Pictures in the records should not be copied, but every other part must be repeated exactly.

- - - -

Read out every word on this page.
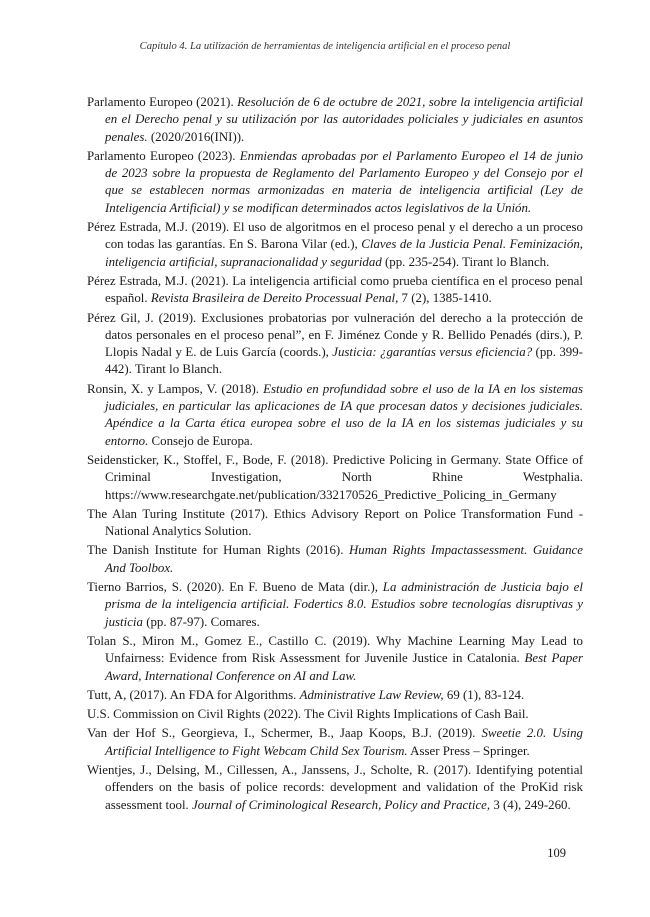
Capítulo 4. La utilización de herramientas de inteligencia artificial en el proceso penal
Parlamento Europeo (2021). Resolución de 6 de octubre de 2021, sobre la inteligencia artificial en el Derecho penal y su utilización por las autoridades policiales y judiciales en asuntos penales. (2020/2016(INI)).
Parlamento Europeo (2023). Enmiendas aprobadas por el Parlamento Europeo el 14 de junio de 2023 sobre la propuesta de Reglamento del Parlamento Europeo y del Consejo por el que se establecen normas armonizadas en materia de inteligencia artificial (Ley de Inteligencia Artificial) y se modifican determinados actos legislativos de la Unión.
Pérez Estrada, M.J. (2019). El uso de algoritmos en el proceso penal y el derecho a un proceso con todas las garantías. En S. Barona Vilar (ed.), Claves de la Justicia Penal. Feminización, inteligencia artificial, supranacionalidad y seguridad (pp. 235-254). Tirant lo Blanch.
Pérez Estrada, M.J. (2021). La inteligencia artificial como prueba científica en el proceso penal español. Revista Brasileira de Dereito Processual Penal, 7 (2), 1385-1410.
Pérez Gil, J. (2019). Exclusiones probatorias por vulneración del derecho a la protección de datos personales en el proceso penal”, en F. Jiménez Conde y R. Bellido Penadés (dirs.), P. Llopis Nadal y E. de Luis García (coords.), Justicia: ¿garantías versus eficiencia? (pp. 399-442). Tirant lo Blanch.
Ronsin, X. y Lampos, V. (2018). Estudio en profundidad sobre el uso de la IA en los sistemas judiciales, en particular las aplicaciones de IA que procesan datos y decisiones judiciales. Apéndice a la Carta ética europea sobre el uso de la IA en los sistemas judiciales y su entorno. Consejo de Europa.
Seidensticker, K., Stoffel, F., Bode, F. (2018). Predictive Policing in Germany. State Office of Criminal Investigation, North Rhine Westphalia. https://www.researchgate.net/publication/332170526_Predictive_Policing_in_Germany
The Alan Turing Institute (2017). Ethics Advisory Report on Police Transformation Fund - National Analytics Solution.
The Danish Institute for Human Rights (2016). Human Rights Impactassessment. Guidance And Toolbox.
Tierno Barrios, S. (2020). En F. Bueno de Mata (dir.), La administración de Justicia bajo el prisma de la inteligencia artificial. Fodertics 8.0. Estudios sobre tecnologías disruptivas y justicia (pp. 87-97). Comares.
Tolan S., Miron M., Gomez E., Castillo C. (2019). Why Machine Learning May Lead to Unfairness: Evidence from Risk Assessment for Juvenile Justice in Catalonia. Best Paper Award, International Conference on AI and Law.
Tutt, A, (2017). An FDA for Algorithms. Administrative Law Review, 69 (1), 83-124.
U.S. Commission on Civil Rights (2022). The Civil Rights Implications of Cash Bail.
Van der Hof S., Georgieva, I., Schermer, B., Jaap Koops, B.J. (2019). Sweetie 2.0. Using Artificial Intelligence to Fight Webcam Child Sex Tourism. Asser Press – Springer.
Wientjes, J., Delsing, M., Cillessen, A., Janssens, J., Scholte, R. (2017). Identifying potential offenders on the basis of police records: development and validation of the ProKid risk assessment tool. Journal of Criminological Research, Policy and Practice, 3 (4), 249-260.
109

- - - -

Worked answer:
Read out every word on this page.
Capítulo 4. La utilización de herramientas de inteligencia artificial en el proceso penal
Parlamento Europeo (2021). Resolución de 6 de octubre de 2021, sobre la inteligencia artificial en el Derecho penal y su utilización por las autoridades policiales y judiciales en asuntos penales. (2020/2016(INI)).
Parlamento Europeo (2023). Enmiendas aprobadas por el Parlamento Europeo el 14 de junio de 2023 sobre la propuesta de Reglamento del Parlamento Europeo y del Consejo por el que se establecen normas armonizadas en materia de inteligencia artificial (Ley de Inteligencia Artificial) y se modifican determinados actos legislativos de la Unión.
Pérez Estrada, M.J. (2019). El uso de algoritmos en el proceso penal y el derecho a un proceso con todas las garantías. En S. Barona Vilar (ed.), Claves de la Justicia Penal. Feminización, inteligencia artificial, supranacionalidad y seguridad (pp. 235-254). Tirant lo Blanch.
Pérez Estrada, M.J. (2021). La inteligencia artificial como prueba científica en el proceso penal español. Revista Brasileira de Dereito Processual Penal, 7 (2), 1385-1410.
Pérez Gil, J. (2019). Exclusiones probatorias por vulneración del derecho a la protección de datos personales en el proceso penal”, en F. Jiménez Conde y R. Bellido Penadés (dirs.), P. Llopis Nadal y E. de Luis García (coords.), Justicia: ¿garantías versus eficiencia? (pp. 399-442). Tirant lo Blanch.
Ronsin, X. y Lampos, V. (2018). Estudio en profundidad sobre el uso de la IA en los sistemas judiciales, en particular las aplicaciones de IA que procesan datos y decisiones judiciales. Apéndice a la Carta ética europea sobre el uso de la IA en los sistemas judiciales y su entorno. Consejo de Europa.
Seidensticker, K., Stoffel, F., Bode, F. (2018). Predictive Policing in Germany. State Office of Criminal Investigation, North Rhine Westphalia. https://www.researchgate.net/publication/332170526_Predictive_Policing_in_Germany
The Alan Turing Institute (2017). Ethics Advisory Report on Police Transformation Fund - National Analytics Solution.
The Danish Institute for Human Rights (2016). Human Rights Impactassessment. Guidance And Toolbox.
Tierno Barrios, S. (2020). En F. Bueno de Mata (dir.), La administración de Justicia bajo el prisma de la inteligencia artificial. Fodertics 8.0. Estudios sobre tecnologías disruptivas y justicia (pp. 87-97). Comares.
Tolan S., Miron M., Gomez E., Castillo C. (2019). Why Machine Learning May Lead to Unfairness: Evidence from Risk Assessment for Juvenile Justice in Catalonia. Best Paper Award, International Conference on AI and Law.
Tutt, A, (2017). An FDA for Algorithms. Administrative Law Review, 69 (1), 83-124.
U.S. Commission on Civil Rights (2022). The Civil Rights Implications of Cash Bail.
Van der Hof S., Georgieva, I., Schermer, B., Jaap Koops, B.J. (2019). Sweetie 2.0. Using Artificial Intelligence to Fight Webcam Child Sex Tourism. Asser Press – Springer.
Wientjes, J., Delsing, M., Cillessen, A., Janssens, J., Scholte, R. (2017). Identifying potential offenders on the basis of police records: development and validation of the ProKid risk assessment tool. Journal of Criminological Research, Policy and Practice, 3 (4), 249-260.
109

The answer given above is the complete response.